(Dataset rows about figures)
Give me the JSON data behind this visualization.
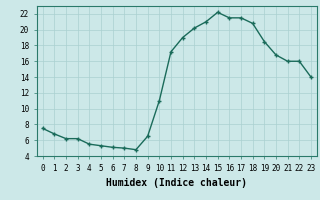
{
  "x": [
    0,
    1,
    2,
    3,
    4,
    5,
    6,
    7,
    8,
    9,
    10,
    11,
    12,
    13,
    14,
    15,
    16,
    17,
    18,
    19,
    20,
    21,
    22,
    23
  ],
  "y": [
    7.5,
    6.8,
    6.2,
    6.2,
    5.5,
    5.3,
    5.1,
    5.0,
    4.8,
    6.5,
    11.0,
    17.2,
    19.0,
    20.2,
    21.0,
    22.2,
    21.5,
    21.5,
    20.8,
    18.5,
    16.8,
    16.0,
    16.0,
    14.0
  ],
  "line_color": "#1a6b5a",
  "marker": "+",
  "marker_size": 3,
  "background_color": "#cce8e8",
  "grid_color": "#aad0d0",
  "xlabel": "Humidex (Indice chaleur)",
  "xlim": [
    -0.5,
    23.5
  ],
  "ylim": [
    4,
    23
  ],
  "yticks": [
    4,
    6,
    8,
    10,
    12,
    14,
    16,
    18,
    20,
    22
  ],
  "xticks": [
    0,
    1,
    2,
    3,
    4,
    5,
    6,
    7,
    8,
    9,
    10,
    11,
    12,
    13,
    14,
    15,
    16,
    17,
    18,
    19,
    20,
    21,
    22,
    23
  ],
  "tick_fontsize": 5.5,
  "label_fontsize": 7,
  "line_width": 1.0
}
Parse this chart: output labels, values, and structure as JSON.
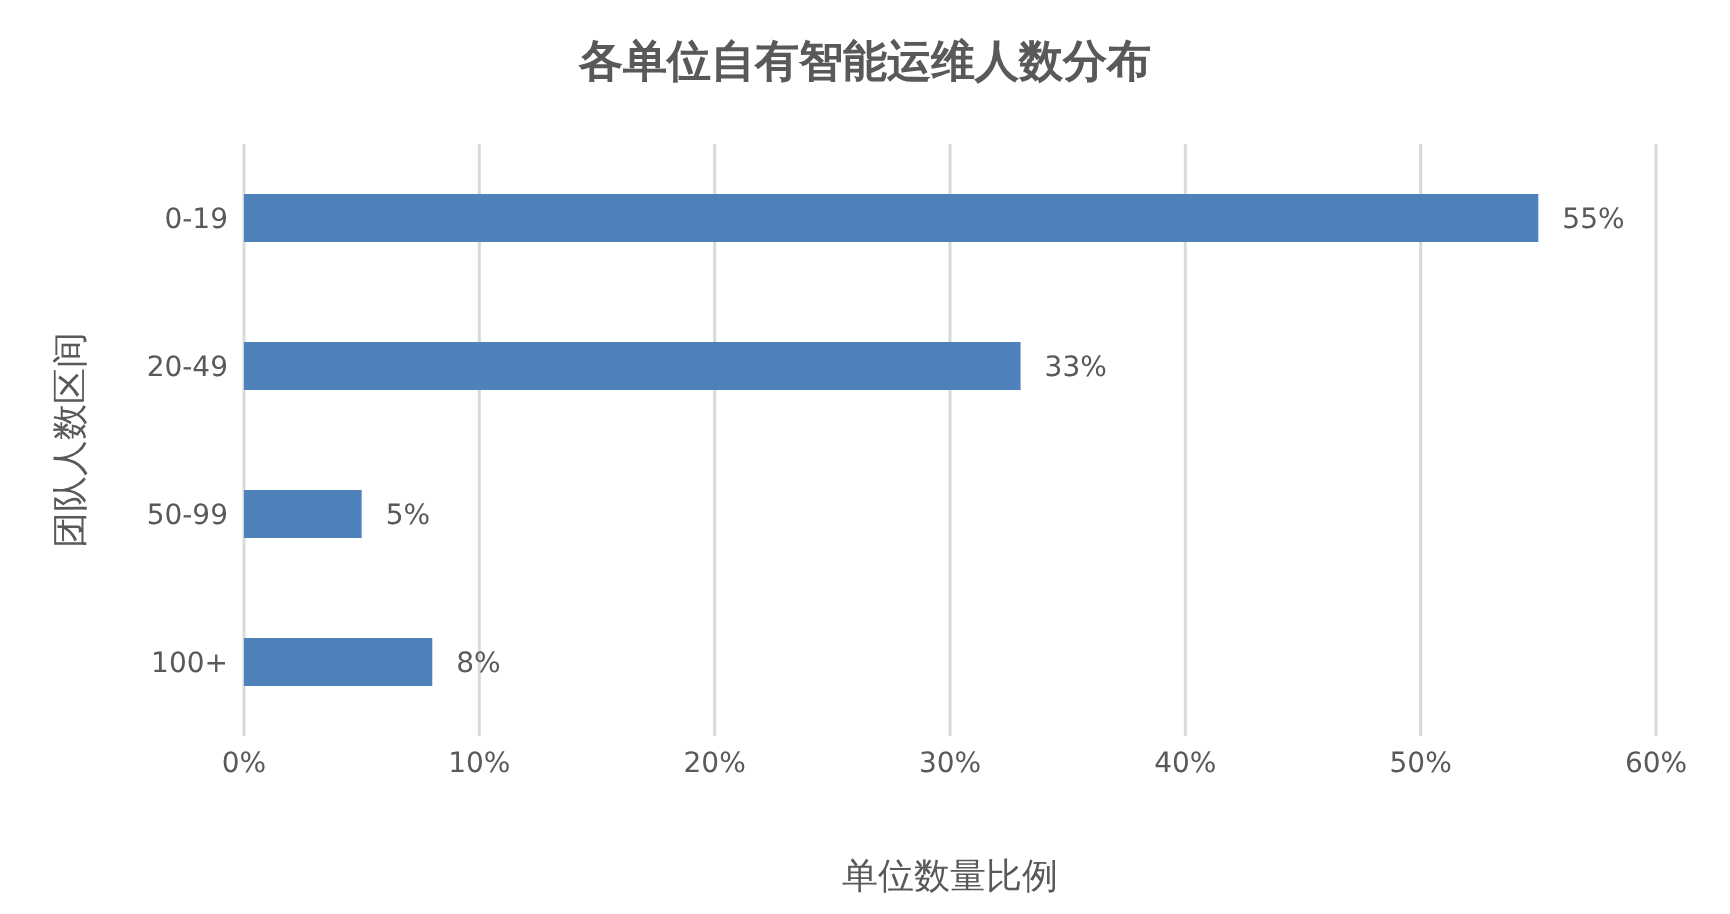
{
  "chart_data": {
    "type": "bar",
    "orientation": "horizontal",
    "title": "各单位自有智能运维人数分布",
    "xlabel": "单位数量比例",
    "ylabel": "团队人数区间",
    "categories": [
      "0-19",
      "20-49",
      "50-99",
      "100+"
    ],
    "values": [
      55,
      33,
      5,
      8
    ],
    "value_labels": [
      "55%",
      "33%",
      "5%",
      "8%"
    ],
    "color": "#4f81bd",
    "xlim": [
      0,
      60
    ],
    "xticks": [
      {
        "value": 0,
        "label": "0%"
      },
      {
        "value": 10,
        "label": "10%"
      },
      {
        "value": 20,
        "label": "20%"
      },
      {
        "value": 30,
        "label": "30%"
      },
      {
        "value": 40,
        "label": "40%"
      },
      {
        "value": 50,
        "label": "50%"
      },
      {
        "value": 60,
        "label": "60%"
      }
    ],
    "grid": "x",
    "legend": false
  }
}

● EXERCISE
Retype all entries exactly as they appear, dropping the images.

● WRITTEN SOLUTION
Give me the JSON data behind this visualization.
{
  "x": [
    0,
    1,
    2,
    3,
    4,
    5,
    6,
    7,
    8,
    9,
    10,
    11,
    12,
    13,
    14,
    15,
    16,
    17,
    18,
    19,
    20,
    21,
    22,
    23
  ],
  "y": [
    7.5,
    6.8,
    6.2,
    6.2,
    5.5,
    5.3,
    5.1,
    5.0,
    4.8,
    6.5,
    11.0,
    17.2,
    19.0,
    20.2,
    21.0,
    22.2,
    21.5,
    21.5,
    20.8,
    18.5,
    16.8,
    16.0,
    16.0,
    14.0
  ],
  "line_color": "#1a6b5a",
  "marker": "+",
  "marker_size": 3,
  "background_color": "#cce8e8",
  "grid_color": "#aad0d0",
  "xlabel": "Humidex (Indice chaleur)",
  "xlim": [
    -0.5,
    23.5
  ],
  "ylim": [
    4,
    23
  ],
  "yticks": [
    4,
    6,
    8,
    10,
    12,
    14,
    16,
    18,
    20,
    22
  ],
  "xticks": [
    0,
    1,
    2,
    3,
    4,
    5,
    6,
    7,
    8,
    9,
    10,
    11,
    12,
    13,
    14,
    15,
    16,
    17,
    18,
    19,
    20,
    21,
    22,
    23
  ],
  "tick_fontsize": 5.5,
  "label_fontsize": 7,
  "line_width": 1.0
}
Parse this chart: output labels, values, and structure as JSON.
{
  "chart_data": {
    "type": "bar",
    "orientation": "horizontal",
    "title": "各单位自有智能运维人数分布",
    "xlabel": "单位数量比例",
    "ylabel": "团队人数区间",
    "categories": [
      "0-19",
      "20-49",
      "50-99",
      "100+"
    ],
    "values": [
      55,
      33,
      5,
      8
    ],
    "value_labels": [
      "55%",
      "33%",
      "5%",
      "8%"
    ],
    "color": "#4f81bd",
    "xlim": [
      0,
      60
    ],
    "xticks": [
      {
        "value": 0,
        "label": "0%"
      },
      {
        "value": 10,
        "label": "10%"
      },
      {
        "value": 20,
        "label": "20%"
      },
      {
        "value": 30,
        "label": "30%"
      },
      {
        "value": 40,
        "label": "40%"
      },
      {
        "value": 50,
        "label": "50%"
      },
      {
        "value": 60,
        "label": "60%"
      }
    ],
    "grid": "x",
    "legend": false
  }
}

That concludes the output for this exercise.